● **Exercise**:
Transcribe all of the data exactly. Omit the pictures.

━━━━━ Extracted information

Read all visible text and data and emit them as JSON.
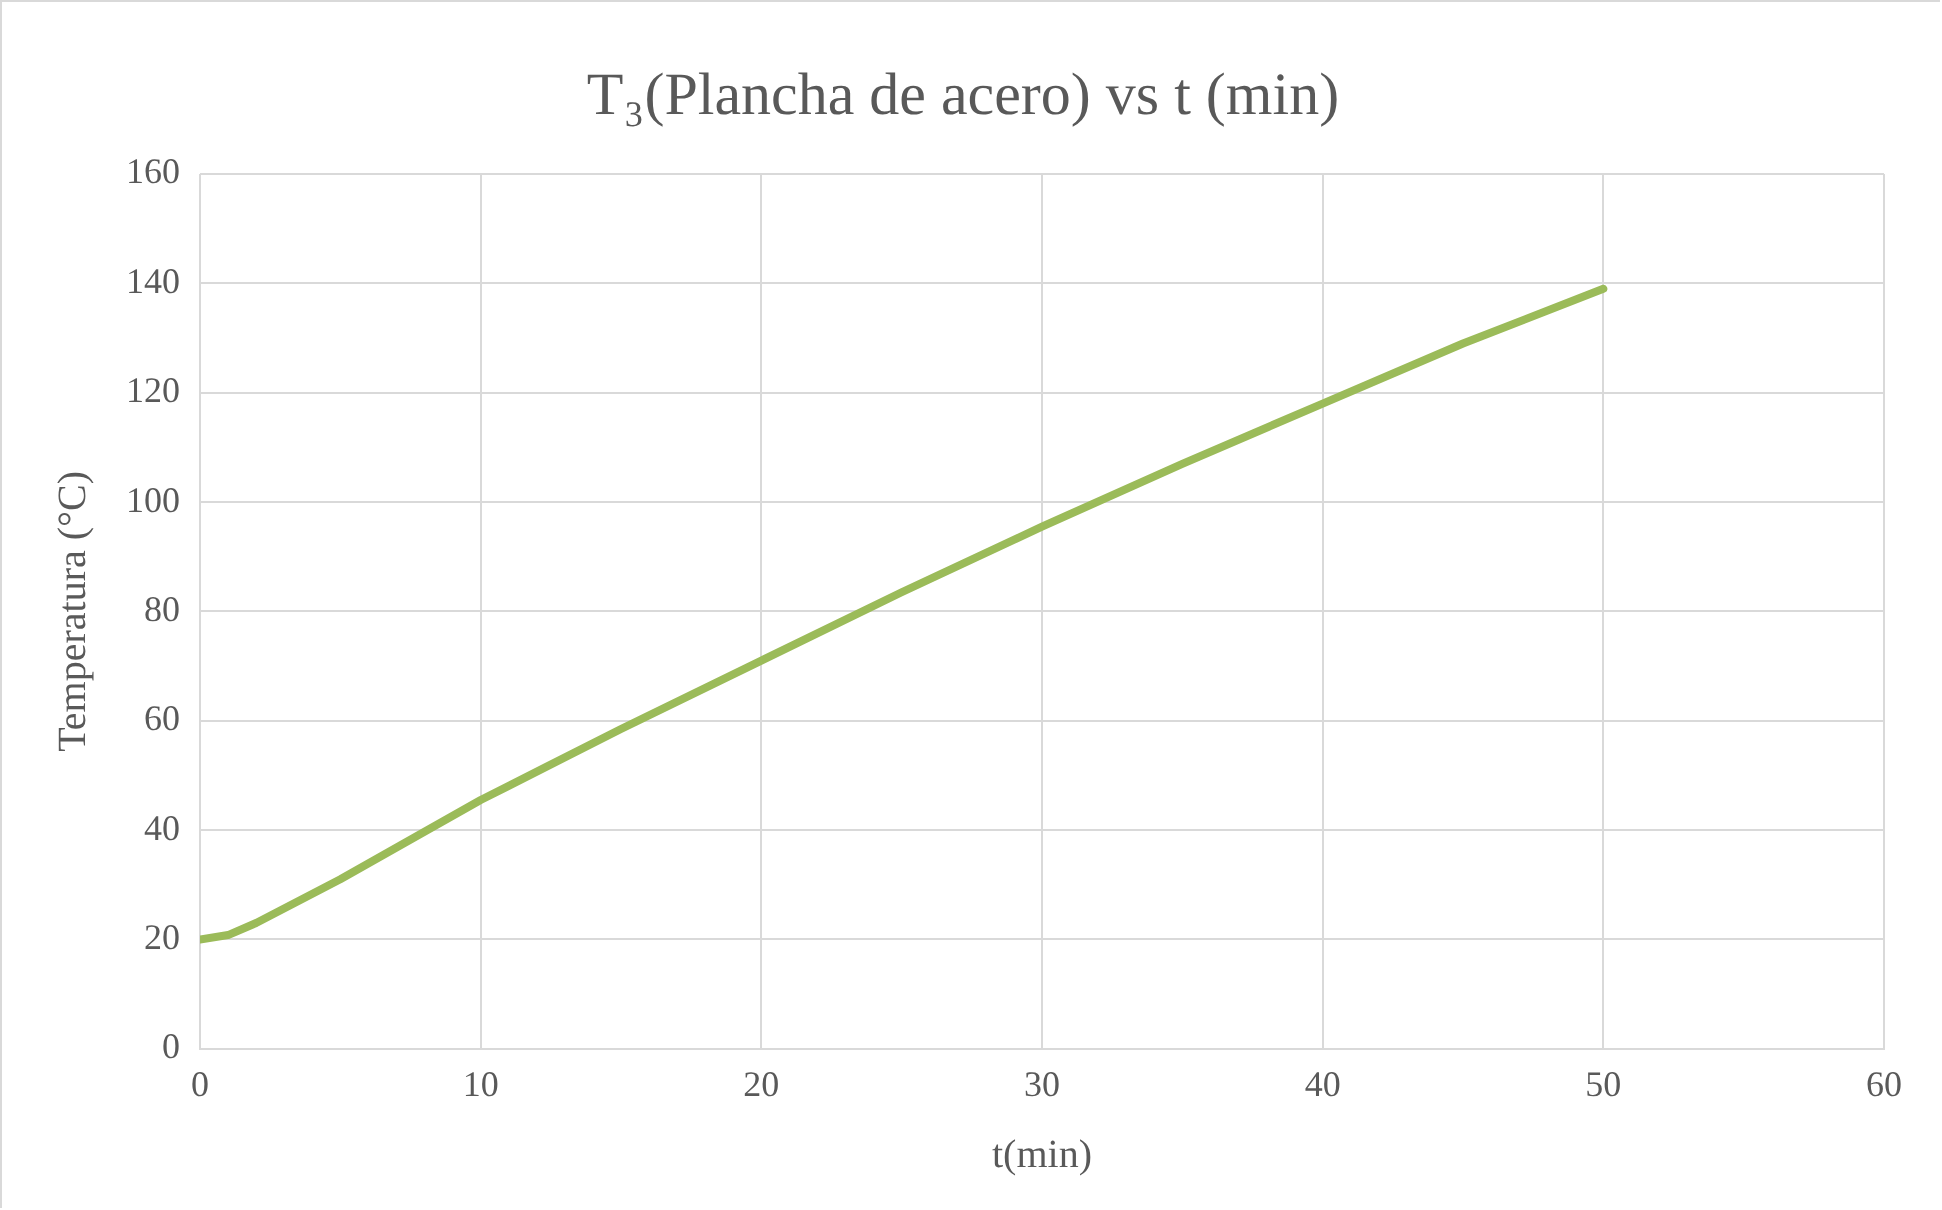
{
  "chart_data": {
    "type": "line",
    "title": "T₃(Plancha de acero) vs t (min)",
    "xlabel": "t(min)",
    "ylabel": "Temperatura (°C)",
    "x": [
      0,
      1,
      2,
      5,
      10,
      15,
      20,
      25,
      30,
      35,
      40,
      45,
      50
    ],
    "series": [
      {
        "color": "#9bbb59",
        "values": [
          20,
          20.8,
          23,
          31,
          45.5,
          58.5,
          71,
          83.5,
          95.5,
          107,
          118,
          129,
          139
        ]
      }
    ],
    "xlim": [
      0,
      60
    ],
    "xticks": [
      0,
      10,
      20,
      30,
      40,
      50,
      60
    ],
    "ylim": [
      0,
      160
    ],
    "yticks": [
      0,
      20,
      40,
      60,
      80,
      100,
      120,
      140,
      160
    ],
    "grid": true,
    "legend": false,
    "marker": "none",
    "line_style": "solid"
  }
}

━━━━━━━━━━

● **Response below**:
Read all visible text and data and emit them as JSON.
{
  "chart_data": {
    "type": "line",
    "title": "T₃(Plancha de acero) vs t (min)",
    "xlabel": "t(min)",
    "ylabel": "Temperatura (°C)",
    "x": [
      0,
      1,
      2,
      5,
      10,
      15,
      20,
      25,
      30,
      35,
      40,
      45,
      50
    ],
    "series": [
      {
        "color": "#9bbb59",
        "values": [
          20,
          20.8,
          23,
          31,
          45.5,
          58.5,
          71,
          83.5,
          95.5,
          107,
          118,
          129,
          139
        ]
      }
    ],
    "xlim": [
      0,
      60
    ],
    "xticks": [
      0,
      10,
      20,
      30,
      40,
      50,
      60
    ],
    "ylim": [
      0,
      160
    ],
    "yticks": [
      0,
      20,
      40,
      60,
      80,
      100,
      120,
      140,
      160
    ],
    "grid": true,
    "legend": false,
    "marker": "none",
    "line_style": "solid"
  }
}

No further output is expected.